Required task
Copy out the records in full, word for word, without pictures.
+++ Information given +++
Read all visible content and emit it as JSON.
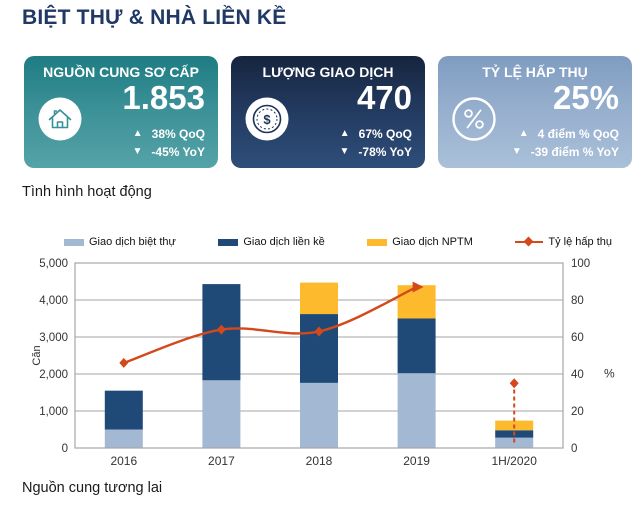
{
  "title": "BIỆT THỰ & NHÀ LIỀN KỀ",
  "cards": [
    {
      "title": "NGUỒN CUNG SƠ CẤP",
      "value": "1.853",
      "icon": "home-icon",
      "qoq": "38% QoQ",
      "yoy": "-45% YoY",
      "gradient": [
        "#1e7c83",
        "#55a3a8"
      ]
    },
    {
      "title": "LƯỢNG GIAO DỊCH",
      "value": "470",
      "icon": "coin-icon",
      "qoq": "67% QoQ",
      "yoy": "-78% YoY",
      "gradient": [
        "#16253e",
        "#2e4e7a"
      ]
    },
    {
      "title": "TỶ LỆ HẤP THỤ",
      "value": "25%",
      "icon": "percent-icon",
      "qoq": "4 điểm % QoQ",
      "yoy": "-39 điểm % YoY",
      "gradient": [
        "#7f9cc0",
        "#aac0d9"
      ]
    }
  ],
  "sections": {
    "activity": "Tình hình hoạt động",
    "future": "Nguồn cung tương lai"
  },
  "chart_data": {
    "type": "bar+line",
    "categories": [
      "2016",
      "2017",
      "2018",
      "2019",
      "1H/2020"
    ],
    "series": [
      {
        "name": "Giao dịch biệt thự",
        "type": "bar",
        "color": "#a3b8d3",
        "values": [
          500,
          1830,
          1760,
          2020,
          280
        ]
      },
      {
        "name": "Giao dịch liền kề",
        "type": "bar",
        "color": "#1f4a78",
        "values": [
          1050,
          2600,
          1860,
          1480,
          200
        ]
      },
      {
        "name": "Giao dịch NPTM",
        "type": "bar",
        "color": "#fcba2c",
        "values": [
          0,
          0,
          850,
          900,
          260
        ]
      },
      {
        "name": "Tỷ lệ hấp thụ",
        "type": "line",
        "color": "#d3491c",
        "axis": "right",
        "values": [
          46,
          64,
          63,
          87,
          null
        ],
        "dashed_point": {
          "category": "1H/2020",
          "value": 35
        }
      }
    ],
    "ylabel_left": "Căn",
    "ylabel_right": "%",
    "ylim_left": [
      0,
      5000
    ],
    "ylim_right": [
      0,
      100
    ],
    "yticks_left": [
      "0",
      "1,000",
      "2,000",
      "3,000",
      "4,000",
      "5,000"
    ],
    "yticks_right": [
      "0",
      "20",
      "40",
      "60",
      "80",
      "100"
    ],
    "grid": true,
    "legend_position": "top",
    "gridline_color": "#a6a6a6",
    "tick_color": "#333333"
  }
}
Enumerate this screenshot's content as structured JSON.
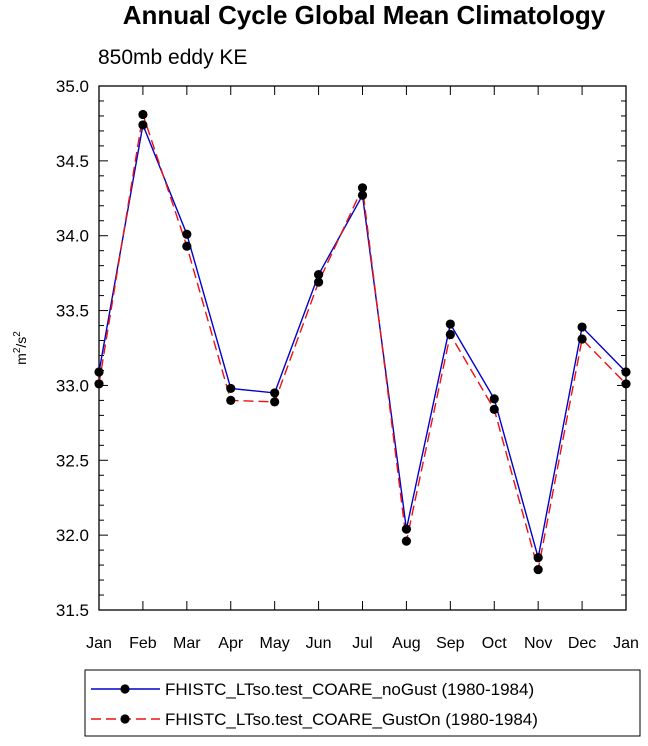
+++
Solution
Read all visible content and emit it as JSON.
{
  "title": "BIỆT THỰ & NHÀ LIỀN KỀ",
  "cards": [
    {
      "title": "NGUỒN CUNG SƠ CẤP",
      "value": "1.853",
      "icon": "home-icon",
      "qoq": "38% QoQ",
      "yoy": "-45% YoY",
      "gradient": [
        "#1e7c83",
        "#55a3a8"
      ]
    },
    {
      "title": "LƯỢNG GIAO DỊCH",
      "value": "470",
      "icon": "coin-icon",
      "qoq": "67% QoQ",
      "yoy": "-78% YoY",
      "gradient": [
        "#16253e",
        "#2e4e7a"
      ]
    },
    {
      "title": "TỶ LỆ HẤP THỤ",
      "value": "25%",
      "icon": "percent-icon",
      "qoq": "4 điểm % QoQ",
      "yoy": "-39 điểm % YoY",
      "gradient": [
        "#7f9cc0",
        "#aac0d9"
      ]
    }
  ],
  "sections": {
    "activity": "Tình hình hoạt động",
    "future": "Nguồn cung tương lai"
  },
  "chart_data": {
    "type": "bar+line",
    "categories": [
      "2016",
      "2017",
      "2018",
      "2019",
      "1H/2020"
    ],
    "series": [
      {
        "name": "Giao dịch biệt thự",
        "type": "bar",
        "color": "#a3b8d3",
        "values": [
          500,
          1830,
          1760,
          2020,
          280
        ]
      },
      {
        "name": "Giao dịch liền kề",
        "type": "bar",
        "color": "#1f4a78",
        "values": [
          1050,
          2600,
          1860,
          1480,
          200
        ]
      },
      {
        "name": "Giao dịch NPTM",
        "type": "bar",
        "color": "#fcba2c",
        "values": [
          0,
          0,
          850,
          900,
          260
        ]
      },
      {
        "name": "Tỷ lệ hấp thụ",
        "type": "line",
        "color": "#d3491c",
        "axis": "right",
        "values": [
          46,
          64,
          63,
          87,
          null
        ],
        "dashed_point": {
          "category": "1H/2020",
          "value": 35
        }
      }
    ],
    "ylabel_left": "Căn",
    "ylabel_right": "%",
    "ylim_left": [
      0,
      5000
    ],
    "ylim_right": [
      0,
      100
    ],
    "yticks_left": [
      "0",
      "1,000",
      "2,000",
      "3,000",
      "4,000",
      "5,000"
    ],
    "yticks_right": [
      "0",
      "20",
      "40",
      "60",
      "80",
      "100"
    ],
    "grid": true,
    "legend_position": "top",
    "gridline_color": "#a6a6a6",
    "tick_color": "#333333"
  }
}
Enumerate this screenshot's content as structured JSON.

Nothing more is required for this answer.